(Records from a collection)
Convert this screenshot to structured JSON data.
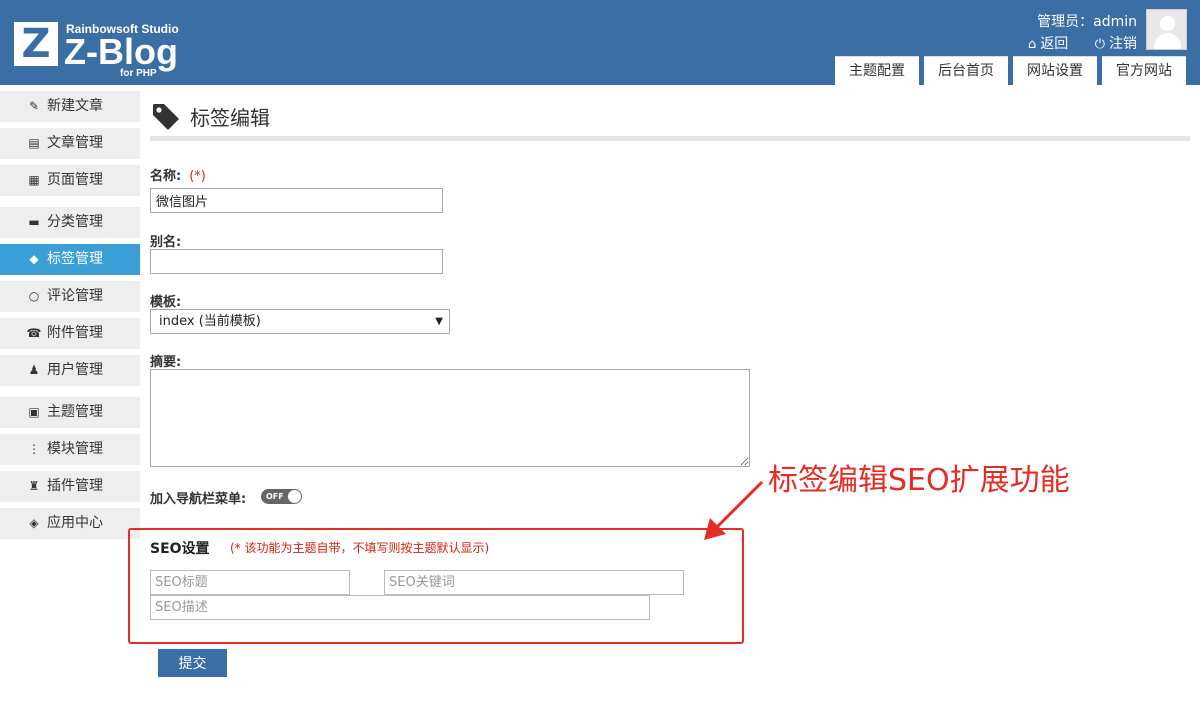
{
  "brand": {
    "studio": "Rainbowsoft Studio",
    "name": "Z-Blog",
    "sub": "for PHP",
    "mark": "Z"
  },
  "user": {
    "label": "管理员：admin",
    "back": "返回",
    "logout": "注销"
  },
  "top_tabs": [
    "主题配置",
    "后台首页",
    "网站设置",
    "官方网站"
  ],
  "sidebar": [
    {
      "label": "新建文章",
      "icon": "edit-icon"
    },
    {
      "label": "文章管理",
      "icon": "article-icon"
    },
    {
      "label": "页面管理",
      "icon": "pages-icon"
    },
    {
      "label": "分类管理",
      "icon": "folder-icon"
    },
    {
      "label": "标签管理",
      "icon": "tag-icon",
      "active": true
    },
    {
      "label": "评论管理",
      "icon": "comment-icon"
    },
    {
      "label": "附件管理",
      "icon": "attachment-icon"
    },
    {
      "label": "用户管理",
      "icon": "user-icon"
    },
    {
      "label": "主题管理",
      "icon": "theme-icon"
    },
    {
      "label": "模块管理",
      "icon": "module-icon"
    },
    {
      "label": "插件管理",
      "icon": "plugin-icon"
    },
    {
      "label": "应用中心",
      "icon": "app-center-icon"
    }
  ],
  "page": {
    "title": "标签编辑"
  },
  "form": {
    "name_label": "名称:",
    "required_mark": "(*)",
    "name_value": "微信图片",
    "alias_label": "别名:",
    "alias_value": "",
    "template_label": "模板:",
    "template_value": "index (当前模板)",
    "summary_label": "摘要:",
    "nav_label": "加入导航栏菜单:",
    "nav_toggle": "OFF",
    "seo_title": "SEO设置",
    "seo_note": "(* 该功能为主题自带，不填写则按主题默认显示)",
    "seo_title_placeholder": "SEO标题",
    "seo_keywords_placeholder": "SEO关键词",
    "seo_desc_placeholder": "SEO描述",
    "submit": "提交"
  },
  "annotation": "标签编辑SEO扩展功能",
  "colors": {
    "header": "#3a6ea5",
    "active": "#3a9fd6",
    "annotation": "#e52c25"
  }
}
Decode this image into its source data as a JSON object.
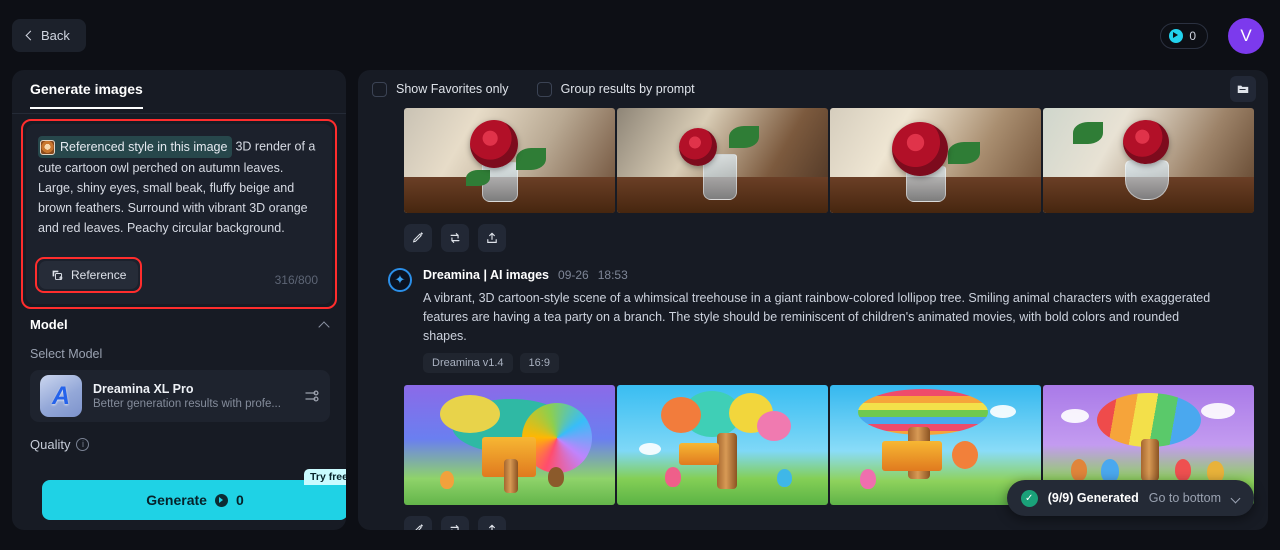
{
  "topbar": {
    "back_label": "Back",
    "back_icon": "chevron-left-icon",
    "credits_value": "0",
    "credits_icon": "coin-icon",
    "avatar_initial": "V"
  },
  "left_panel": {
    "tab_label": "Generate images",
    "prompt": {
      "reference_chip_label": "Referenced style in this image",
      "reference_thumb_icon": "owl-thumbnail",
      "text": "3D render of a cute cartoon owl perched on autumn leaves. Large, shiny eyes, small beak, fluffy beige and brown feathers. Surround with vibrant 3D orange and red leaves. Peachy circular background.",
      "reference_button_label": "Reference",
      "reference_button_icon": "add-image-icon",
      "counter": "316/800"
    },
    "model_section": {
      "title": "Model",
      "collapse_icon": "chevron-up-icon",
      "select_label": "Select Model",
      "model_name": "Dreamina XL Pro",
      "model_desc": "Better generation results with profe...",
      "model_icon_glyph": "A",
      "settings_icon": "sliders-icon"
    },
    "quality": {
      "label": "Quality",
      "info_icon": "info-icon",
      "info_glyph": "i"
    },
    "generate": {
      "label": "Generate",
      "cost": "0",
      "coin_icon": "coin-icon",
      "badge": "Try free"
    },
    "accent_highlight": "#ff2d2d",
    "accent_generate": "#1fd2e5"
  },
  "right_panel": {
    "filters": [
      {
        "label": "Show Favorites only",
        "checked": false
      },
      {
        "label": "Group results by prompt",
        "checked": false
      }
    ],
    "folder_button_icon": "folder-icon",
    "actions": [
      {
        "name": "edit",
        "icon": "pencil-icon"
      },
      {
        "name": "regenerate",
        "icon": "swap-arrows-icon"
      },
      {
        "name": "share",
        "icon": "upload-icon"
      }
    ],
    "results": [
      {
        "id": "roses",
        "images": [
          {
            "alt": "red rose in a clear glass of water on a wooden table"
          },
          {
            "alt": "red rose in a beaded crystal vase on a dark table"
          },
          {
            "alt": "dewy red rose in a faceted crystal vase"
          },
          {
            "alt": "red rose in a round glass bowl near a sofa"
          }
        ]
      },
      {
        "id": "treehouse",
        "brand": "Dreamina | AI images",
        "brand_icon": "dreamina-spark-icon",
        "date": "09-26",
        "time": "18:53",
        "prompt": "A vibrant, 3D cartoon-style scene of a whimsical treehouse in a giant rainbow-colored lollipop tree. Smiling animal characters with exaggerated features are having a tea party on a branch. The style should be reminiscent of children's animated movies, with bold colors and rounded shapes.",
        "tags": [
          "Dreamina v1.4",
          "16:9"
        ],
        "images": [
          {
            "alt": "rainbow lollipop treehouse on purple sky"
          },
          {
            "alt": "balloon-canopy tree with animal tea party"
          },
          {
            "alt": "rainbow swirl tree with orange fox character"
          },
          {
            "alt": "candy-striped tree with four animals on green hill"
          }
        ]
      }
    ],
    "status": {
      "icon": "check-circle-icon",
      "check_glyph": "✓",
      "text": "(9/9) Generated",
      "goto_label": "Go to bottom",
      "chevron_icon": "chevron-down-icon"
    }
  }
}
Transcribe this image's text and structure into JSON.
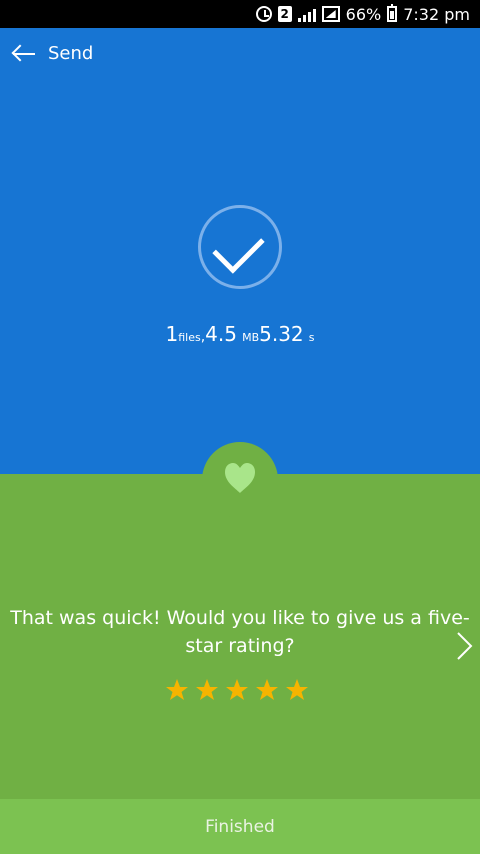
{
  "status_bar": {
    "sim_label": "2",
    "battery_percent": "66%",
    "time": "7:32 pm"
  },
  "header": {
    "title": "Send"
  },
  "transfer_summary": {
    "files_count": "1",
    "files_unit": "files",
    "size_value": "4.5",
    "size_unit": "MB",
    "duration_value": "5.32",
    "duration_unit": "s"
  },
  "rating": {
    "prompt": "That was quick! Would you like to give us a five-star rating?",
    "stars": 5,
    "star_color": "#f6b400"
  },
  "footer": {
    "finished_label": "Finished"
  },
  "colors": {
    "header_blue": "#1775d3",
    "rating_green": "#70b044",
    "footer_green": "#7cc251",
    "heart_light_green": "#a9e58a"
  }
}
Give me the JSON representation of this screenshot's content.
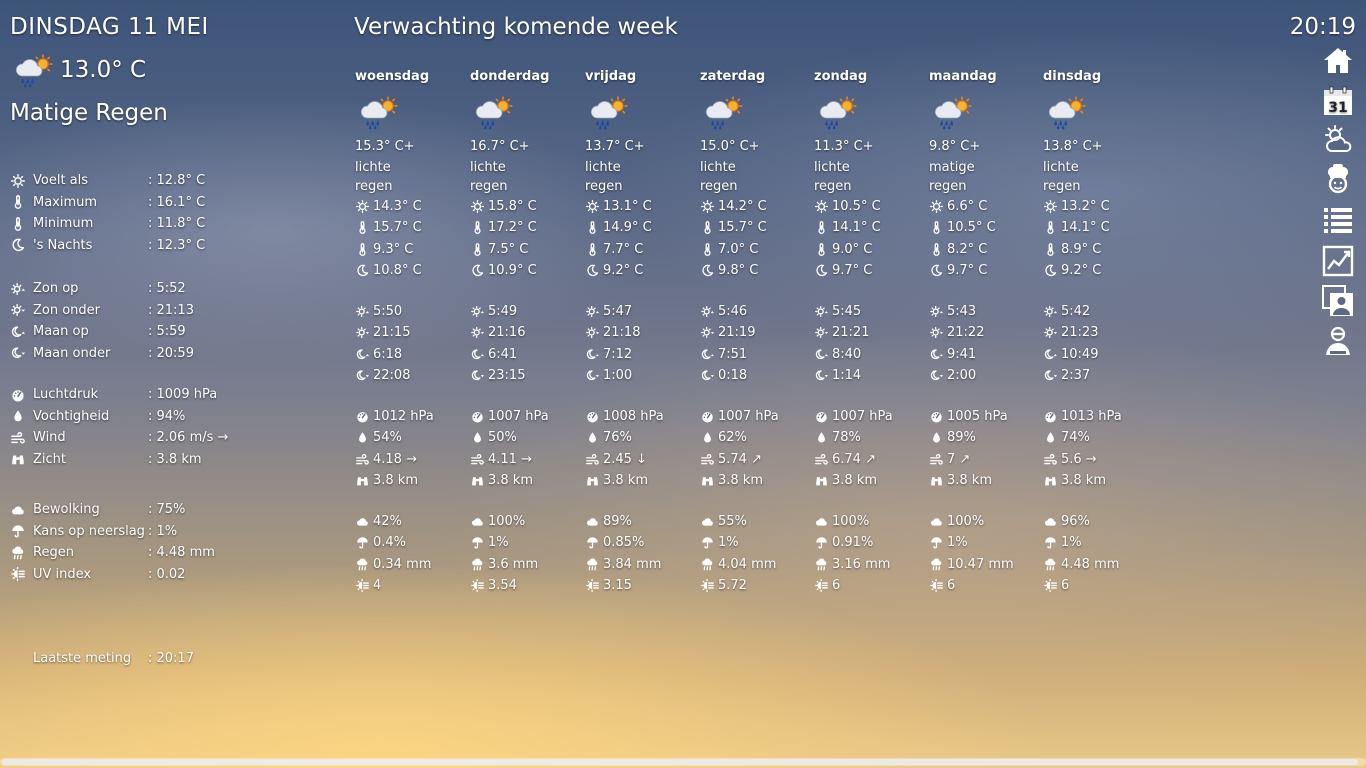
{
  "header": {
    "date": "DINSDAG 11 MEI",
    "clock": "20:19",
    "forecast_title": "Verwachting komende week"
  },
  "current": {
    "temperature": "13.0° C",
    "condition": "Matige Regen",
    "icon": "rain-sun-icon",
    "stats": [
      {
        "icon": "sun-icon",
        "label": "Voelt als",
        "value": ": 12.8° C"
      },
      {
        "icon": "thermometer-icon",
        "label": "Maximum",
        "value": ": 16.1° C"
      },
      {
        "icon": "thermometer-icon",
        "label": "Minimum",
        "value": ": 11.8° C"
      },
      {
        "icon": "moon-icon",
        "label": "'s Nachts",
        "value": ": 12.3° C"
      }
    ],
    "sun_moon": [
      {
        "icon": "sunrise-icon",
        "label": "Zon op",
        "value": ": 5:52"
      },
      {
        "icon": "sunset-icon",
        "label": "Zon onder",
        "value": ": 21:13"
      },
      {
        "icon": "moonrise-icon",
        "label": "Maan op",
        "value": ": 5:59"
      },
      {
        "icon": "moonset-icon",
        "label": "Maan onder",
        "value": ": 20:59"
      }
    ],
    "atmosphere": [
      {
        "icon": "gauge-icon",
        "label": "Luchtdruk",
        "value": ": 1009 hPa"
      },
      {
        "icon": "droplet-icon",
        "label": "Vochtigheid",
        "value": ": 94%"
      },
      {
        "icon": "wind-icon",
        "label": "Wind",
        "value": ": 2.06 m/s →"
      },
      {
        "icon": "binoculars-icon",
        "label": "Zicht",
        "value": ": 3.8 km"
      }
    ],
    "precip": [
      {
        "icon": "cloud-icon",
        "label": "Bewolking",
        "value": ": 75%"
      },
      {
        "icon": "umbrella-icon",
        "label": "Kans op neerslag",
        "value": ": 1%"
      },
      {
        "icon": "rain-icon",
        "label": "Regen",
        "value": ": 4.48 mm"
      },
      {
        "icon": "uv-icon",
        "label": "UV index",
        "value": ": 0.02"
      }
    ],
    "last_measure": {
      "label": "Laatste meting",
      "value": ": 20:17"
    }
  },
  "forecast": [
    {
      "day": "woensdag",
      "temp": "15.3° C+",
      "cond": "lichte regen",
      "feels": "14.3° C",
      "max": "15.7° C",
      "min": "9.3° C",
      "night": "10.8° C",
      "sunrise": "5:50",
      "sunset": "21:15",
      "moonrise": "6:18",
      "moonset": "22:08",
      "pressure": "1012 hPa",
      "humidity": "54%",
      "wind": "4.18 →",
      "visibility": "3.8 km",
      "clouds": "42%",
      "pop": "0.4%",
      "rain": "0.34 mm",
      "uv": "4"
    },
    {
      "day": "donderdag",
      "temp": "16.7° C+",
      "cond": "lichte regen",
      "feels": "15.8° C",
      "max": "17.2° C",
      "min": "7.5° C",
      "night": "10.9° C",
      "sunrise": "5:49",
      "sunset": "21:16",
      "moonrise": "6:41",
      "moonset": "23:15",
      "pressure": "1007 hPa",
      "humidity": "50%",
      "wind": "4.11 →",
      "visibility": "3.8 km",
      "clouds": "100%",
      "pop": "1%",
      "rain": "3.6 mm",
      "uv": "3.54"
    },
    {
      "day": "vrijdag",
      "temp": "13.7° C+",
      "cond": "lichte regen",
      "feels": "13.1° C",
      "max": "14.9° C",
      "min": "7.7° C",
      "night": "9.2° C",
      "sunrise": "5:47",
      "sunset": "21:18",
      "moonrise": "7:12",
      "moonset": "1:00",
      "pressure": "1008 hPa",
      "humidity": "76%",
      "wind": "2.45 ↓",
      "visibility": "3.8 km",
      "clouds": "89%",
      "pop": "0.85%",
      "rain": "3.84 mm",
      "uv": "3.15"
    },
    {
      "day": "zaterdag",
      "temp": "15.0° C+",
      "cond": "lichte regen",
      "feels": "14.2° C",
      "max": "15.7° C",
      "min": "7.0° C",
      "night": "9.8° C",
      "sunrise": "5:46",
      "sunset": "21:19",
      "moonrise": "7:51",
      "moonset": "0:18",
      "pressure": "1007 hPa",
      "humidity": "62%",
      "wind": "5.74 ↗",
      "visibility": "3.8 km",
      "clouds": "55%",
      "pop": "1%",
      "rain": "4.04 mm",
      "uv": "5.72"
    },
    {
      "day": "zondag",
      "temp": "11.3° C+",
      "cond": "lichte regen",
      "feels": "10.5° C",
      "max": "14.1° C",
      "min": "9.0° C",
      "night": "9.7° C",
      "sunrise": "5:45",
      "sunset": "21:21",
      "moonrise": "8:40",
      "moonset": "1:14",
      "pressure": "1007 hPa",
      "humidity": "78%",
      "wind": "6.74 ↗",
      "visibility": "3.8 km",
      "clouds": "100%",
      "pop": "0.91%",
      "rain": "3.16 mm",
      "uv": "6"
    },
    {
      "day": "maandag",
      "temp": "9.8° C+",
      "cond": "matige regen",
      "feels": "6.6° C",
      "max": "10.5° C",
      "min": "8.2° C",
      "night": "9.7° C",
      "sunrise": "5:43",
      "sunset": "21:22",
      "moonrise": "9:41",
      "moonset": "2:00",
      "pressure": "1005 hPa",
      "humidity": "89%",
      "wind": "7 ↗",
      "visibility": "3.8 km",
      "clouds": "100%",
      "pop": "1%",
      "rain": "10.47 mm",
      "uv": "6"
    },
    {
      "day": "dinsdag",
      "temp": "13.8° C+",
      "cond": "lichte regen",
      "feels": "13.2° C",
      "max": "14.1° C",
      "min": "8.9° C",
      "night": "9.2° C",
      "sunrise": "5:42",
      "sunset": "21:23",
      "moonrise": "10:49",
      "moonset": "2:37",
      "pressure": "1013 hPa",
      "humidity": "74%",
      "wind": "5.6 →",
      "visibility": "3.8 km",
      "clouds": "96%",
      "pop": "1%",
      "rain": "4.48 mm",
      "uv": "6"
    }
  ],
  "nav": [
    {
      "name": "home-icon"
    },
    {
      "name": "calendar-icon"
    },
    {
      "name": "weather-icon"
    },
    {
      "name": "chef-icon"
    },
    {
      "name": "list-icon"
    },
    {
      "name": "chart-icon"
    },
    {
      "name": "photos-icon"
    },
    {
      "name": "person-icon"
    }
  ]
}
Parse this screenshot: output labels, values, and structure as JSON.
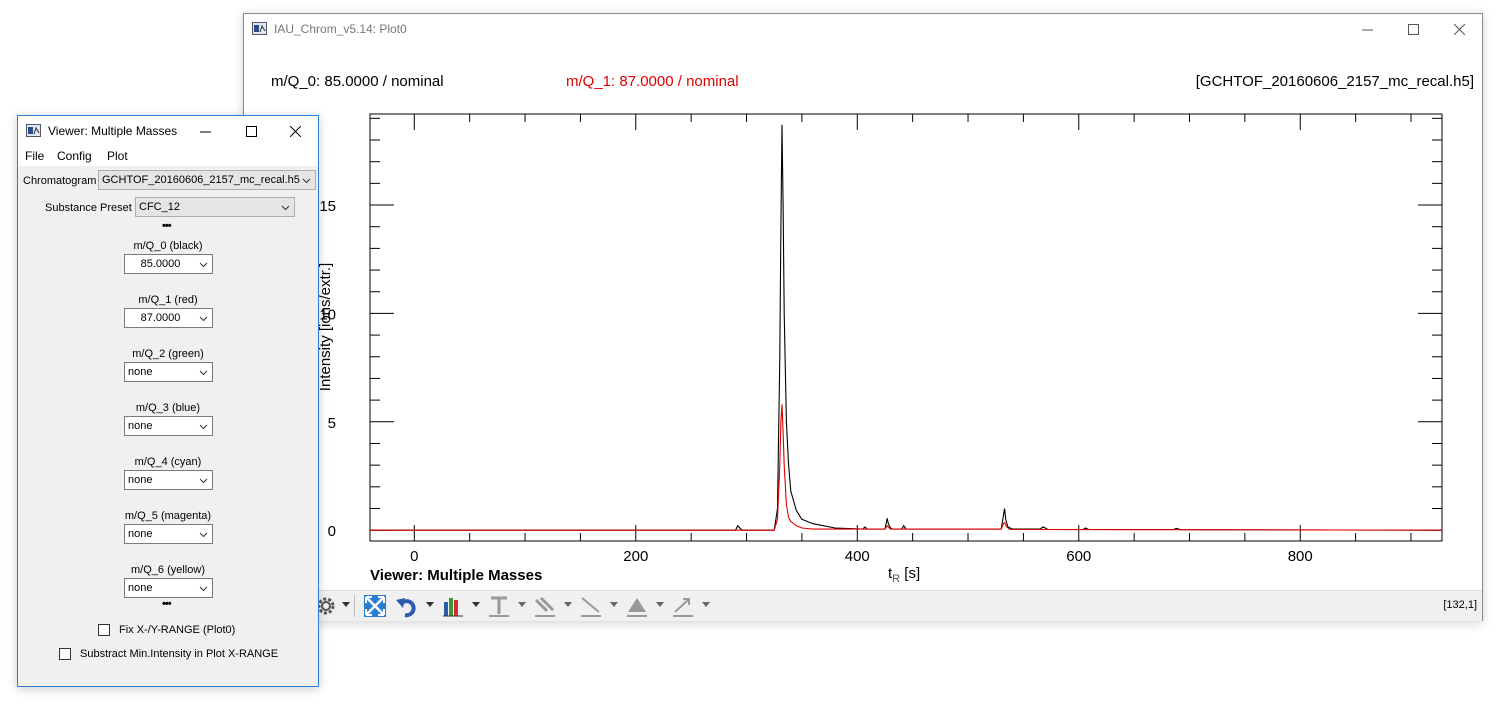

YOUR INSTRUCTIONS |
Copy out the lines in which the string "into" appears.

OUTPUT BELOW |
Decode this image into its source data as a JSON object.
Transcribe this image's text and structure into JSON.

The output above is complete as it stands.